── EXERCISE DATA ──
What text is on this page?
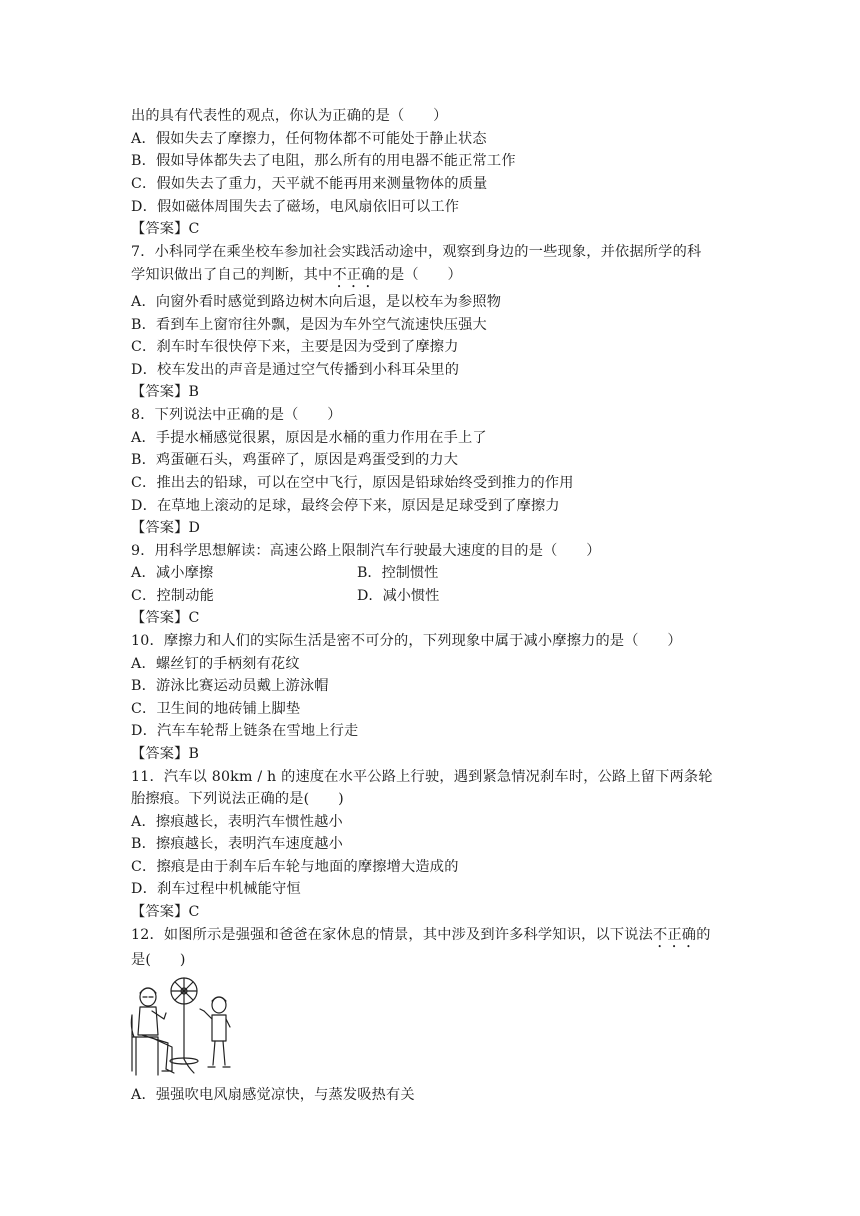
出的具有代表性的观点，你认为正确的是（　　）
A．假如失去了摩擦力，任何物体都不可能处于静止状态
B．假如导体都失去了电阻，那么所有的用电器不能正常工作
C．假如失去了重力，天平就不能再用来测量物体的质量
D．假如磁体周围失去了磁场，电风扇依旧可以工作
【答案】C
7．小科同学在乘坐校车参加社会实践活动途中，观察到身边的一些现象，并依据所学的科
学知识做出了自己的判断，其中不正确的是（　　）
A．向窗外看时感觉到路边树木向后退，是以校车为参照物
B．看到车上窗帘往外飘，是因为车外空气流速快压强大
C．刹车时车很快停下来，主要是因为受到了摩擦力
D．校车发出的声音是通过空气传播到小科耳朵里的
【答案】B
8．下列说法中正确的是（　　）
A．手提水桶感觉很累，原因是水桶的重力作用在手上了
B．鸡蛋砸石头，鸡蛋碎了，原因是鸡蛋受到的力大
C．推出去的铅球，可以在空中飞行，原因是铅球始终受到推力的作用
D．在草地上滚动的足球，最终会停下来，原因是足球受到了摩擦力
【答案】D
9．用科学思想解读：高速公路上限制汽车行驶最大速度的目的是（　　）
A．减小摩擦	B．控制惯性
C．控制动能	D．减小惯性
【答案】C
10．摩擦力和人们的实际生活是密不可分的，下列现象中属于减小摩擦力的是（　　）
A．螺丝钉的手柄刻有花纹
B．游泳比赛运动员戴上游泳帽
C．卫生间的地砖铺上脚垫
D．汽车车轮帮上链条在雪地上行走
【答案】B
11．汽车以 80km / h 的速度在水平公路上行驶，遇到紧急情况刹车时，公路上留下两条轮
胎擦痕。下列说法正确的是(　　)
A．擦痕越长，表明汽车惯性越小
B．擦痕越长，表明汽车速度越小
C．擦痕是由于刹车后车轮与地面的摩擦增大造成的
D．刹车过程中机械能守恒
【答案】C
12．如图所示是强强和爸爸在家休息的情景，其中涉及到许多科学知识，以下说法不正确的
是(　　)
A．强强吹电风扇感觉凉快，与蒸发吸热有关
───
| DIRECTION |
Exactly as written, return every line of the listing, but not the pictures.

| ANSWER BELOW |
What text is on this page?
出的具有代表性的观点，你认为正确的是（　　）
A．假如失去了摩擦力，任何物体都不可能处于静止状态
B．假如导体都失去了电阻，那么所有的用电器不能正常工作
C．假如失去了重力，天平就不能再用来测量物体的质量
D．假如磁体周围失去了磁场，电风扇依旧可以工作
【答案】C
7．小科同学在乘坐校车参加社会实践活动途中，观察到身边的一些现象，并依据所学的科
学知识做出了自己的判断，其中不正确的是（　　）
A．向窗外看时感觉到路边树木向后退，是以校车为参照物
B．看到车上窗帘往外飘，是因为车外空气流速快压强大
C．刹车时车很快停下来，主要是因为受到了摩擦力
D．校车发出的声音是通过空气传播到小科耳朵里的
【答案】B
8．下列说法中正确的是（　　）
A．手提水桶感觉很累，原因是水桶的重力作用在手上了
B．鸡蛋砸石头，鸡蛋碎了，原因是鸡蛋受到的力大
C．推出去的铅球，可以在空中飞行，原因是铅球始终受到推力的作用
D．在草地上滚动的足球，最终会停下来，原因是足球受到了摩擦力
【答案】D
9．用科学思想解读：高速公路上限制汽车行驶最大速度的目的是（　　）
A．减小摩擦	B．控制惯性
C．控制动能	D．减小惯性
【答案】C
10．摩擦力和人们的实际生活是密不可分的，下列现象中属于减小摩擦力的是（　　）
A．螺丝钉的手柄刻有花纹
B．游泳比赛运动员戴上游泳帽
C．卫生间的地砖铺上脚垫
D．汽车车轮帮上链条在雪地上行走
【答案】B
11．汽车以 80km / h 的速度在水平公路上行驶，遇到紧急情况刹车时，公路上留下两条轮
胎擦痕。下列说法正确的是(　　)
A．擦痕越长，表明汽车惯性越小
B．擦痕越长，表明汽车速度越小
C．擦痕是由于刹车后车轮与地面的摩擦增大造成的
D．刹车过程中机械能守恒
【答案】C
12．如图所示是强强和爸爸在家休息的情景，其中涉及到许多科学知识，以下说法不正确的
是(　　)
A．强强吹电风扇感觉凉快，与蒸发吸热有关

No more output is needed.